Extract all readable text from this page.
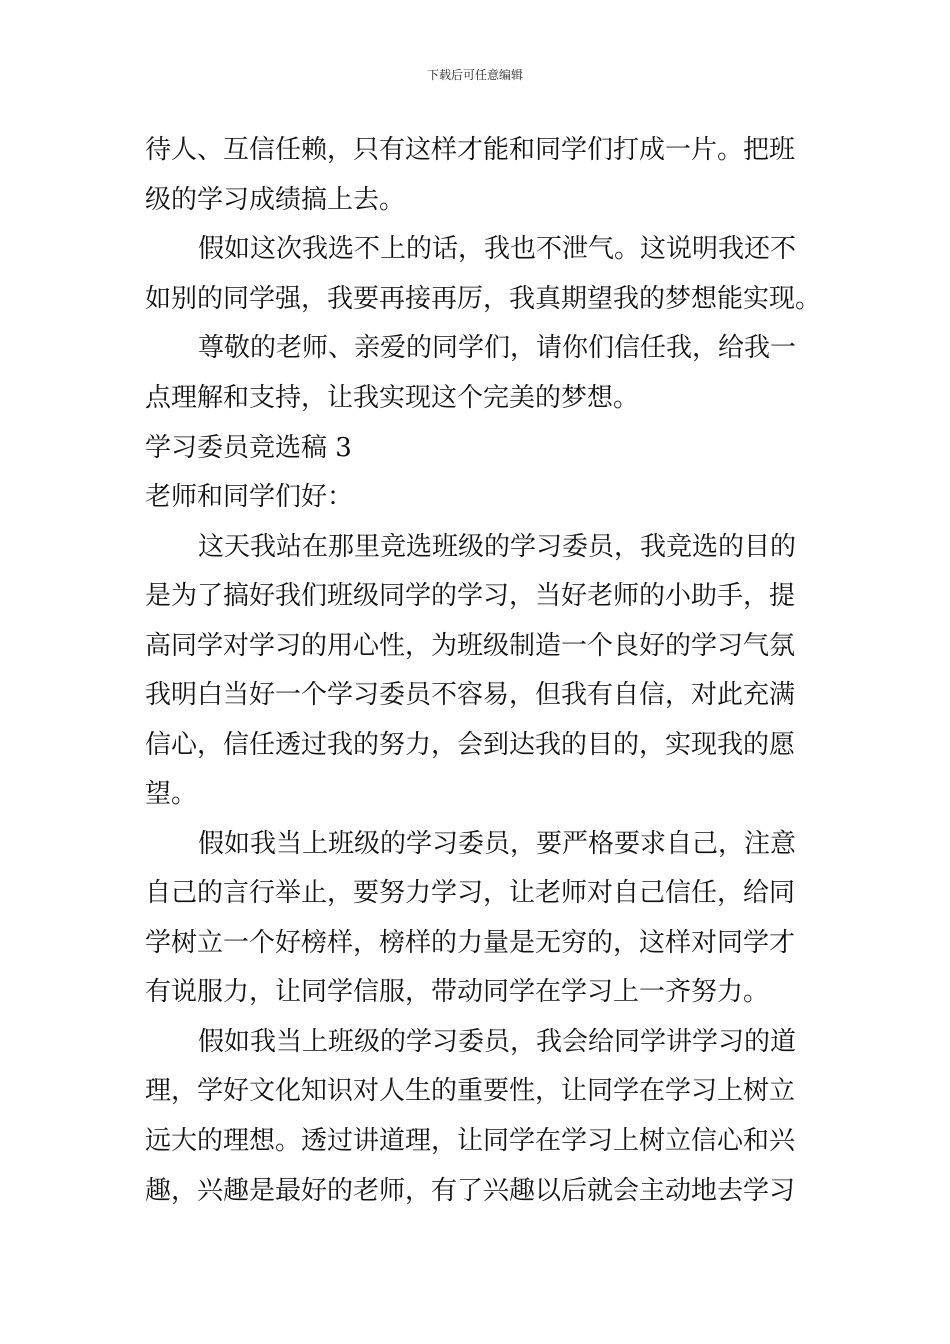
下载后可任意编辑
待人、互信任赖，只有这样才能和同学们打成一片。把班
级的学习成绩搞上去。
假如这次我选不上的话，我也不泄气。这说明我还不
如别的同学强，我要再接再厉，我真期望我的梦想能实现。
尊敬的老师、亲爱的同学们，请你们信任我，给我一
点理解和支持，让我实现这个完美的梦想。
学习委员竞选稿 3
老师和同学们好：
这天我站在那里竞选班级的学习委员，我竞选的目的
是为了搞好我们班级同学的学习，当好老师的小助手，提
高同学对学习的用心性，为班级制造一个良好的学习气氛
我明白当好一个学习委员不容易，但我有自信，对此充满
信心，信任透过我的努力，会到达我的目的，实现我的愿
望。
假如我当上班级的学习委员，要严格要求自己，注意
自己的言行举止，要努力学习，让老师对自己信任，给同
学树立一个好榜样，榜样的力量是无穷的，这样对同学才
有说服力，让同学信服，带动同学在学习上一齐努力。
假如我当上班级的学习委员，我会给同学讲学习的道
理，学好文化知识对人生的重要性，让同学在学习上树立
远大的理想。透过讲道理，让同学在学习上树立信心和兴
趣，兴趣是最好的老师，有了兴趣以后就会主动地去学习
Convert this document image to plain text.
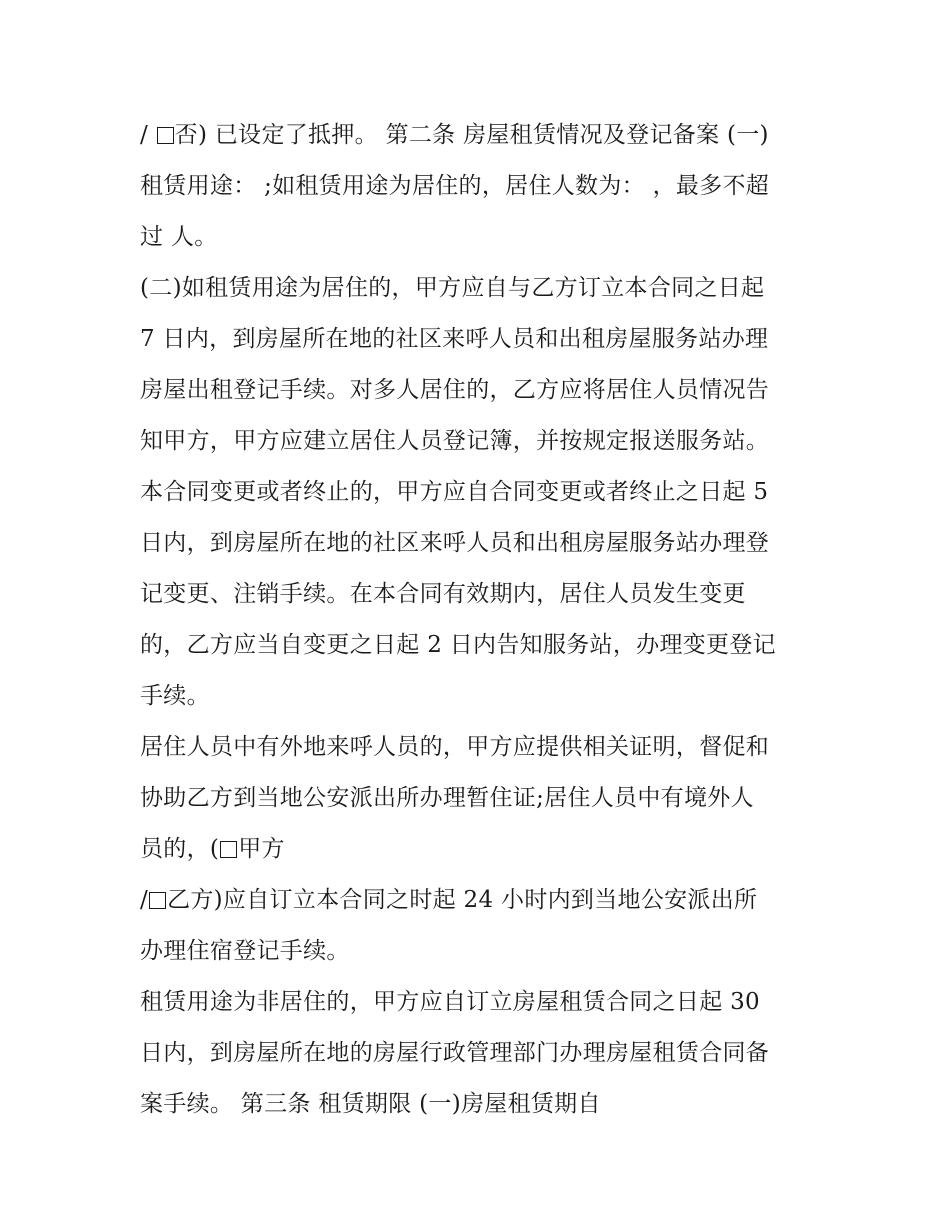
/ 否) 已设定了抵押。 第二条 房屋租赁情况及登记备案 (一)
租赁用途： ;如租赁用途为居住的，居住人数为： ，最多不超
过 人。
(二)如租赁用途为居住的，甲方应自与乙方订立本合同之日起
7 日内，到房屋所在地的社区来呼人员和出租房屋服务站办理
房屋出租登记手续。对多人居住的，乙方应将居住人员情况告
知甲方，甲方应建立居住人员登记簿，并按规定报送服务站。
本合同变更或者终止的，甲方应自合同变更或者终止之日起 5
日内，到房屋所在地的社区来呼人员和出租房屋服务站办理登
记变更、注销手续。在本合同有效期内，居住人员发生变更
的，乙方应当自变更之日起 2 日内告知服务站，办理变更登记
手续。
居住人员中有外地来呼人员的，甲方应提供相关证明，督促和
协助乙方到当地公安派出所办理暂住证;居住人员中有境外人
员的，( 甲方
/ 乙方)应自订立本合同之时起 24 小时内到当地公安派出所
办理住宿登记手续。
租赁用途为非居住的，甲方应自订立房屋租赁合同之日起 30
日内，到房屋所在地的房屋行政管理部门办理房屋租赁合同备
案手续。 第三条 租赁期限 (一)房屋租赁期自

_ _ _ _ _

WORK INSTRUCTIONS:
Pick out and copy the lines of the material that include the word "this".

ANSWER TO THE TASK:
Extract all readable text from this page.
Convert this document image to plain text.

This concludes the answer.